**WRITTEN PROBLEM:** Exactly reproduce all the records, keeping pictures out of the copy.

**SOURCE RECORDS:**
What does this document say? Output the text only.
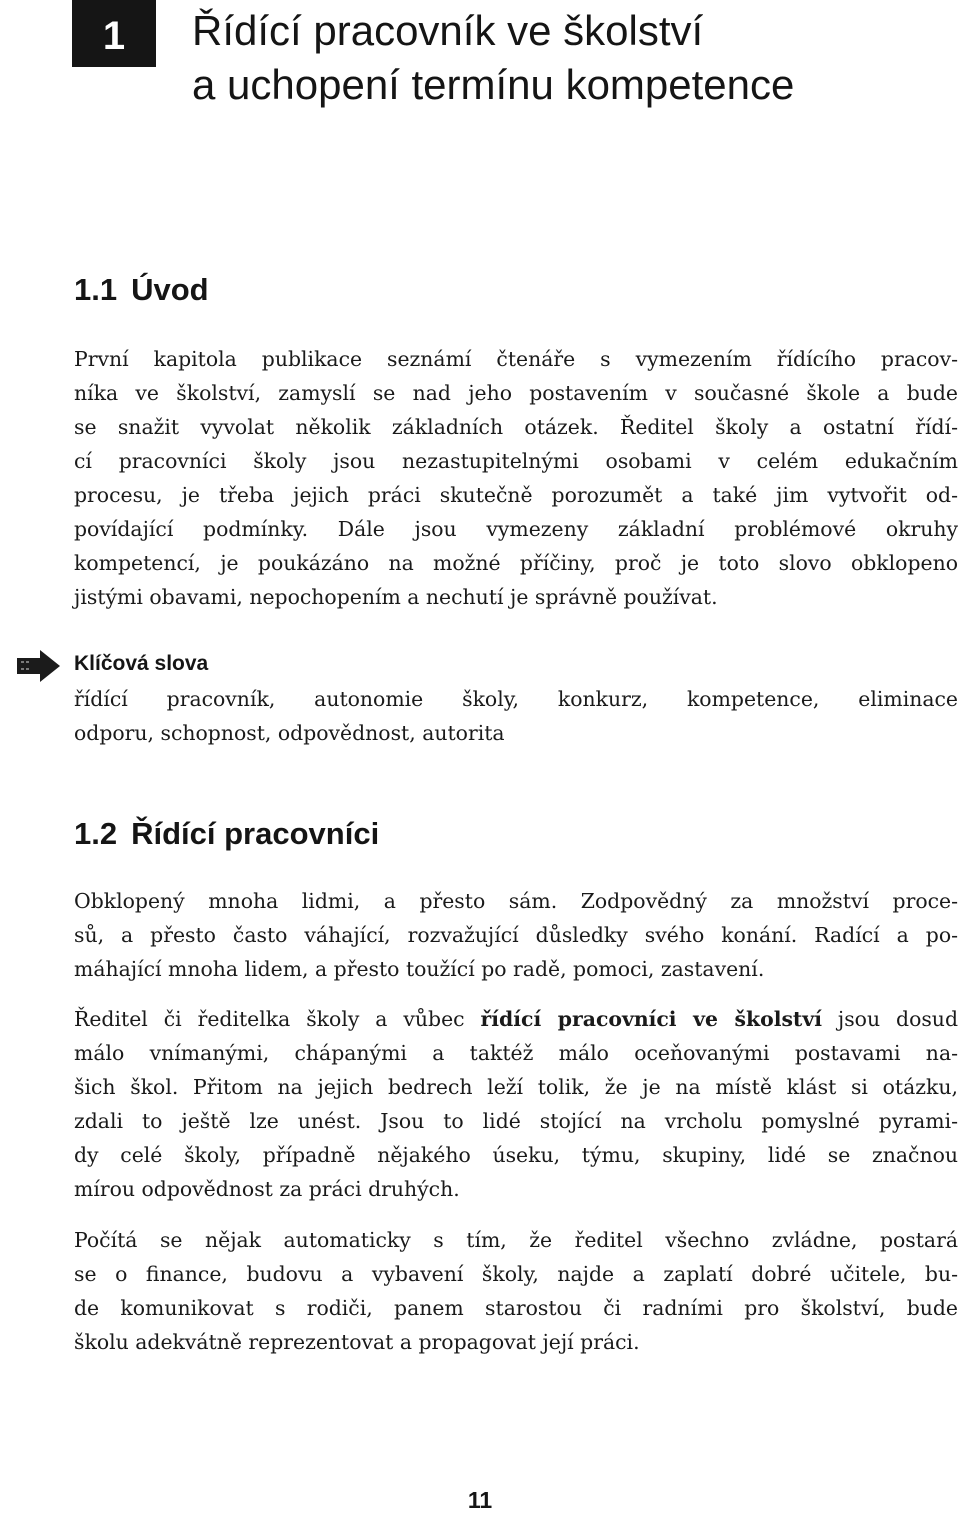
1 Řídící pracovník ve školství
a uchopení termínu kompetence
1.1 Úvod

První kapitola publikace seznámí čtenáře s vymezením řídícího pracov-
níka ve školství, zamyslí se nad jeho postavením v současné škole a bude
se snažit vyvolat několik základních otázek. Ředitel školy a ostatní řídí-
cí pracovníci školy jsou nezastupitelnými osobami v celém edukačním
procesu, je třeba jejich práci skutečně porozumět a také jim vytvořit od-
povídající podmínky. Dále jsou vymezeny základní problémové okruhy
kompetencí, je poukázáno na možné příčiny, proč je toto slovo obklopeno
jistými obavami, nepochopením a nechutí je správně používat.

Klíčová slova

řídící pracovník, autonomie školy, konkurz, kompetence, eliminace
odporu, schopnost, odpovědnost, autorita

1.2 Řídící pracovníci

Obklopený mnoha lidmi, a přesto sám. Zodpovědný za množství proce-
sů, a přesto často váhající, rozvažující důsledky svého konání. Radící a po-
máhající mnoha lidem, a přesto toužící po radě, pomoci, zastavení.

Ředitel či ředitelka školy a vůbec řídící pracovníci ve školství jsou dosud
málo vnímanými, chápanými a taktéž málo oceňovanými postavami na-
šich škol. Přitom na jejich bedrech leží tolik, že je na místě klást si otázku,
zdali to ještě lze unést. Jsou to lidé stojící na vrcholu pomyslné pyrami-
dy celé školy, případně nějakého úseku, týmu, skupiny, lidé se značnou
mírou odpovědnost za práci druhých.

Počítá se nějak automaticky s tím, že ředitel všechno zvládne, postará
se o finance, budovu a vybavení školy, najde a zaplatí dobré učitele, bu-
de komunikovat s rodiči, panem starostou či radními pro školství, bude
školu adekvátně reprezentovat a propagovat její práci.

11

**TASK OUTPUT:**
What does this document say? Output the text only.
1 Řídící pracovník ve školství
a uchopení termínu kompetence
1.1 Úvod

První kapitola publikace seznámí čtenáře s vymezením řídícího pracov-
níka ve školství, zamyslí se nad jeho postavením v současné škole a bude
se snažit vyvolat několik základních otázek. Ředitel školy a ostatní řídí-
cí pracovníci školy jsou nezastupitelnými osobami v celém edukačním
procesu, je třeba jejich práci skutečně porozumět a také jim vytvořit od-
povídající podmínky. Dále jsou vymezeny základní problémové okruhy
kompetencí, je poukázáno na možné příčiny, proč je toto slovo obklopeno
jistými obavami, nepochopením a nechutí je správně používat.

Klíčová slova

řídící pracovník, autonomie školy, konkurz, kompetence, eliminace
odporu, schopnost, odpovědnost, autorita

1.2 Řídící pracovníci

Obklopený mnoha lidmi, a přesto sám. Zodpovědný za množství proce-
sů, a přesto často váhající, rozvažující důsledky svého konání. Radící a po-
máhající mnoha lidem, a přesto toužící po radě, pomoci, zastavení.

Ředitel či ředitelka školy a vůbec řídící pracovníci ve školství jsou dosud
málo vnímanými, chápanými a taktéž málo oceňovanými postavami na-
šich škol. Přitom na jejich bedrech leží tolik, že je na místě klást si otázku,
zdali to ještě lze unést. Jsou to lidé stojící na vrcholu pomyslné pyrami-
dy celé školy, případně nějakého úseku, týmu, skupiny, lidé se značnou
mírou odpovědnost za práci druhých.

Počítá se nějak automaticky s tím, že ředitel všechno zvládne, postará
se o finance, budovu a vybavení školy, najde a zaplatí dobré učitele, bu-
de komunikovat s rodiči, panem starostou či radními pro školství, bude
školu adekvátně reprezentovat a propagovat její práci.

11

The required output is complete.